--- BEGIN INPUT MATERIAL ---

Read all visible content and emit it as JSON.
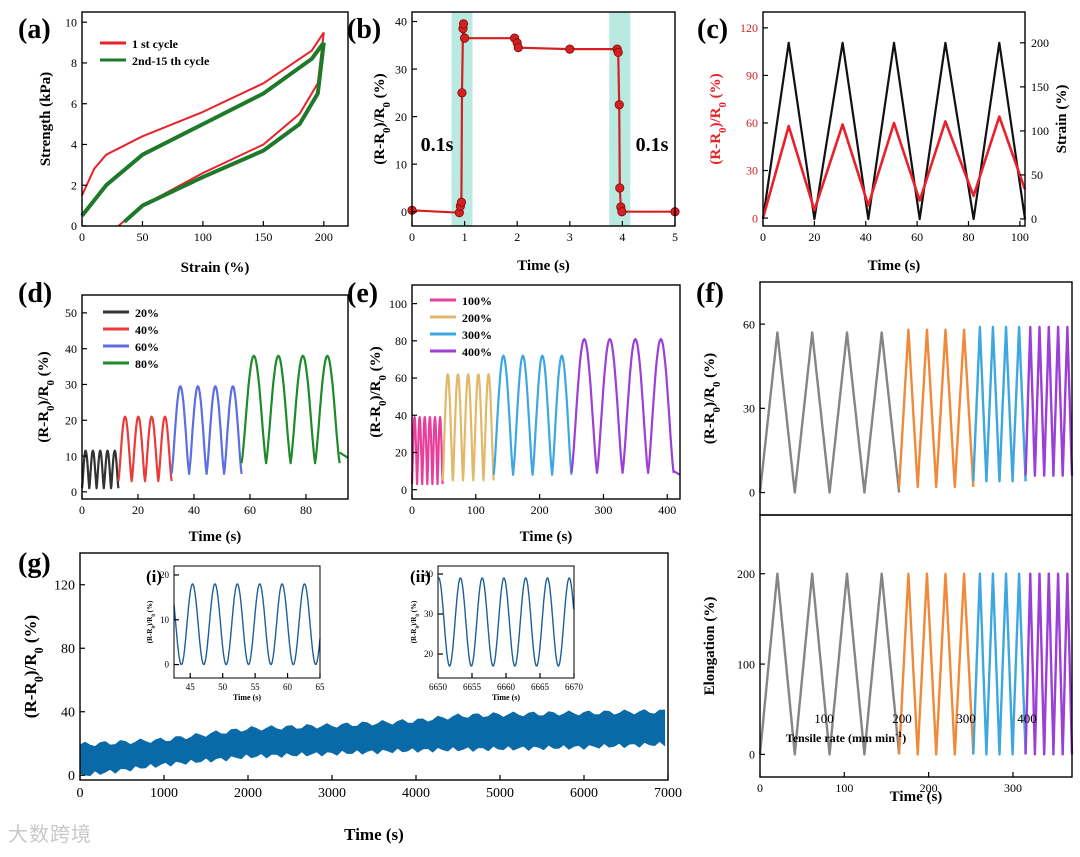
{
  "watermark": "大数跨境",
  "chart_data": [
    {
      "panel": "(a)",
      "type": "line",
      "xlabel": "Strain (%)",
      "ylabel": "Strength (kPa)",
      "xlim": [
        0,
        220
      ],
      "ylim": [
        0,
        10.5
      ],
      "xticks": [
        0,
        50,
        100,
        150,
        200
      ],
      "yticks": [
        0,
        2,
        4,
        6,
        8,
        10
      ],
      "legend_position": "top-left",
      "series": [
        {
          "name": "1 st cycle",
          "color": "#e8212a",
          "loading": [
            [
              0,
              1.5
            ],
            [
              10,
              2.8
            ],
            [
              20,
              3.5
            ],
            [
              50,
              4.4
            ],
            [
              100,
              5.6
            ],
            [
              150,
              7.0
            ],
            [
              190,
              8.6
            ],
            [
              200,
              9.5
            ]
          ],
          "unloading": [
            [
              200,
              9.5
            ],
            [
              195,
              7.0
            ],
            [
              180,
              5.5
            ],
            [
              150,
              4.0
            ],
            [
              100,
              2.6
            ],
            [
              50,
              1.0
            ],
            [
              30,
              0
            ]
          ]
        },
        {
          "name": "2nd-15 th cycle",
          "color": "#1e7a2a",
          "loading": [
            [
              0,
              0.5
            ],
            [
              20,
              2.0
            ],
            [
              50,
              3.5
            ],
            [
              100,
              5.0
            ],
            [
              150,
              6.5
            ],
            [
              190,
              8.2
            ],
            [
              200,
              9.0
            ]
          ],
          "unloading": [
            [
              200,
              9.0
            ],
            [
              195,
              6.5
            ],
            [
              180,
              5.0
            ],
            [
              150,
              3.7
            ],
            [
              100,
              2.4
            ],
            [
              50,
              1.0
            ],
            [
              35,
              0.2
            ]
          ]
        }
      ]
    },
    {
      "panel": "(b)",
      "type": "line",
      "xlabel": "Time (s)",
      "ylabel": "(R-R0)/R0 (%)",
      "xlim": [
        0,
        5
      ],
      "ylim": [
        -3,
        42
      ],
      "xticks": [
        0,
        1,
        2,
        3,
        4,
        5
      ],
      "yticks": [
        0,
        10,
        20,
        30,
        40
      ],
      "color": "#d42020",
      "points": [
        [
          0,
          0.3
        ],
        [
          0.9,
          -0.2
        ],
        [
          0.92,
          1.2
        ],
        [
          0.94,
          2.0
        ],
        [
          0.95,
          25
        ],
        [
          0.97,
          38.5
        ],
        [
          0.98,
          39.5
        ],
        [
          1,
          36.5
        ],
        [
          1.95,
          36.5
        ],
        [
          2,
          35.5
        ],
        [
          2.02,
          34.5
        ],
        [
          3,
          34.2
        ],
        [
          3.9,
          34.2
        ],
        [
          3.92,
          33.5
        ],
        [
          3.94,
          22.5
        ],
        [
          3.95,
          5
        ],
        [
          3.97,
          1
        ],
        [
          3.99,
          0
        ],
        [
          5,
          0
        ]
      ],
      "annotations": [
        "0.1s",
        "0.1s"
      ],
      "highlight_bands": [
        [
          0.75,
          1.15
        ],
        [
          3.75,
          4.15
        ]
      ]
    },
    {
      "panel": "(c)",
      "type": "line",
      "xlabel": "Time (s)",
      "ylabel": "(R-R0)/R0 (%)",
      "ylabel_right": "Strain (%)",
      "xlim": [
        0,
        102
      ],
      "ylim": [
        -5,
        130
      ],
      "ylim_right": [
        -8,
        235
      ],
      "xticks": [
        0,
        20,
        40,
        60,
        80,
        100
      ],
      "yticks": [
        0,
        30,
        60,
        90,
        120
      ],
      "yticks_right": [
        0,
        50,
        100,
        150,
        200
      ],
      "series": [
        {
          "name": "(R-R0)/R0",
          "axis": "left",
          "color": "#e8212a",
          "x": [
            0,
            10,
            20,
            31,
            41,
            51,
            61,
            71,
            82,
            92,
            102
          ],
          "values": [
            0,
            58,
            5,
            59,
            8,
            60,
            11,
            61,
            14,
            64,
            18
          ]
        },
        {
          "name": "Strain",
          "axis": "right",
          "color": "#111111",
          "x": [
            0,
            10,
            20,
            31,
            41,
            51,
            61,
            71,
            82,
            92,
            102
          ],
          "values": [
            0,
            200,
            0,
            200,
            0,
            200,
            0,
            200,
            0,
            200,
            0
          ]
        }
      ]
    },
    {
      "panel": "(d)",
      "type": "line",
      "xlabel": "Time (s)",
      "ylabel": "(R-R0)/R0 (%)",
      "xlim": [
        0,
        95
      ],
      "ylim": [
        -2,
        55
      ],
      "xticks": [
        0,
        20,
        40,
        60,
        80
      ],
      "yticks": [
        0,
        10,
        20,
        30,
        40,
        50
      ],
      "legend_position": "top-left",
      "series": [
        {
          "name": "20%",
          "color": "#333333",
          "start": 0,
          "end": 13,
          "cycles": 5,
          "low": 1,
          "high": 11.5
        },
        {
          "name": "40%",
          "color": "#ea3b3b",
          "start": 13,
          "end": 32,
          "cycles": 4,
          "low": 3,
          "high": 21
        },
        {
          "name": "60%",
          "color": "#5b6fe0",
          "start": 32,
          "end": 57,
          "cycles": 4,
          "low": 5,
          "high": 29.5
        },
        {
          "name": "80%",
          "color": "#1e8a2a",
          "start": 57,
          "end": 92,
          "cycles": 4,
          "low": 8,
          "high": 38
        }
      ]
    },
    {
      "panel": "(e)",
      "type": "line",
      "xlabel": "Time (s)",
      "ylabel": "(R-R0)/R0 (%)",
      "xlim": [
        0,
        420
      ],
      "ylim": [
        -5,
        110
      ],
      "xticks": [
        0,
        100,
        200,
        300,
        400
      ],
      "yticks": [
        0,
        20,
        40,
        60,
        80,
        100
      ],
      "legend_position": "top-left",
      "series": [
        {
          "name": "100%",
          "color": "#e8409a",
          "start": 0,
          "end": 48,
          "cycles": 6,
          "low": 3,
          "high": 39
        },
        {
          "name": "200%",
          "color": "#e2b86a",
          "start": 48,
          "end": 128,
          "cycles": 5,
          "low": 5,
          "high": 62
        },
        {
          "name": "300%",
          "color": "#3ea7e0",
          "start": 128,
          "end": 250,
          "cycles": 4,
          "low": 8,
          "high": 72
        },
        {
          "name": "400%",
          "color": "#9b3fd6",
          "start": 250,
          "end": 410,
          "cycles": 4,
          "low": 9,
          "high": 81
        }
      ]
    },
    {
      "panel": "(f)",
      "type": "line",
      "xlabel": "Time (s)",
      "xlim": [
        0,
        370
      ],
      "xticks": [
        0,
        100,
        200,
        300
      ],
      "group_label": "Tensile rate (mm min-1)",
      "group_ticks": [
        "100",
        "200",
        "300",
        "400"
      ],
      "top": {
        "ylabel": "(R-R0)/R0 (%)",
        "ylim": [
          -8,
          75
        ],
        "yticks": [
          0,
          30,
          60
        ],
        "series": [
          {
            "name": "100",
            "color": "#858585",
            "start": 0,
            "end": 165,
            "cycles": 4,
            "low": 0,
            "high": 57
          },
          {
            "name": "200",
            "color": "#f08a3a",
            "start": 165,
            "end": 253,
            "cycles": 4,
            "low": 2,
            "high": 58
          },
          {
            "name": "300",
            "color": "#3ea7e0",
            "start": 253,
            "end": 315,
            "cycles": 4,
            "low": 4,
            "high": 59
          },
          {
            "name": "400",
            "color": "#9b3fd6",
            "start": 315,
            "end": 370,
            "cycles": 5,
            "low": 6,
            "high": 59
          }
        ]
      },
      "bottom": {
        "ylabel": "Elongation (%)",
        "ylim": [
          -25,
          265
        ],
        "yticks": [
          0,
          100,
          200
        ],
        "series": [
          {
            "name": "100",
            "color": "#858585",
            "start": 0,
            "end": 165,
            "cycles": 4,
            "low": 0,
            "high": 200
          },
          {
            "name": "200",
            "color": "#f08a3a",
            "start": 165,
            "end": 253,
            "cycles": 4,
            "low": 0,
            "high": 200
          },
          {
            "name": "300",
            "color": "#3ea7e0",
            "start": 253,
            "end": 315,
            "cycles": 4,
            "low": 0,
            "high": 200
          },
          {
            "name": "400",
            "color": "#9b3fd6",
            "start": 315,
            "end": 370,
            "cycles": 5,
            "low": 0,
            "high": 200
          }
        ]
      }
    },
    {
      "panel": "(g)",
      "type": "area",
      "xlabel": "Time (s)",
      "ylabel": "(R-R0)/R0 (%)",
      "xlim": [
        0,
        7000
      ],
      "ylim": [
        -3,
        140
      ],
      "xticks": [
        0,
        1000,
        2000,
        3000,
        4000,
        5000,
        6000,
        7000
      ],
      "yticks": [
        0,
        40,
        80,
        120
      ],
      "color": "#0a6aa8",
      "lower": [
        [
          0,
          0
        ],
        [
          1000,
          7
        ],
        [
          2000,
          12
        ],
        [
          3000,
          14
        ],
        [
          4000,
          16
        ],
        [
          5000,
          17
        ],
        [
          6000,
          18
        ],
        [
          7000,
          20
        ]
      ],
      "upper": [
        [
          0,
          19
        ],
        [
          1000,
          22
        ],
        [
          2000,
          29
        ],
        [
          3000,
          31
        ],
        [
          4000,
          34
        ],
        [
          4500,
          37
        ],
        [
          5000,
          38
        ],
        [
          6000,
          39
        ],
        [
          7000,
          40
        ]
      ],
      "insets": [
        {
          "label": "(i)",
          "xlabel": "Time (s)",
          "ylabel": "(R-R0)/R0 (%)",
          "xlim": [
            42.5,
            65
          ],
          "ylim": [
            -3,
            22
          ],
          "xticks": [
            45,
            50,
            55,
            60,
            65
          ],
          "yticks": [
            0,
            10,
            20
          ],
          "period": 3.45,
          "phase": 44.5,
          "low": 0,
          "high": 18,
          "color": "#1f5f99"
        },
        {
          "label": "(ii)",
          "xlabel": "Time (s)",
          "ylabel": "(R-R0)/R0 (%)",
          "xlim": [
            6650,
            6670
          ],
          "ylim": [
            14,
            42
          ],
          "xticks": [
            6650,
            6655,
            6660,
            6665,
            6670
          ],
          "yticks": [
            20,
            30,
            40
          ],
          "period": 3.2,
          "phase": 6652.5,
          "low": 17,
          "high": 39,
          "color": "#1f5f99"
        }
      ]
    }
  ]
}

--- END INPUT MATERIAL ---

- WHAT YOU ARE ASKED TO DO -
Select and copy every line of the material that holds the string "panel".

- FULL ANSWER -
      "panel": "(a)",
      "panel": "(b)",
      "panel": "(c)",
      "panel": "(d)",
      "panel": "(e)",
      "panel": "(f)",
      "panel": "(g)",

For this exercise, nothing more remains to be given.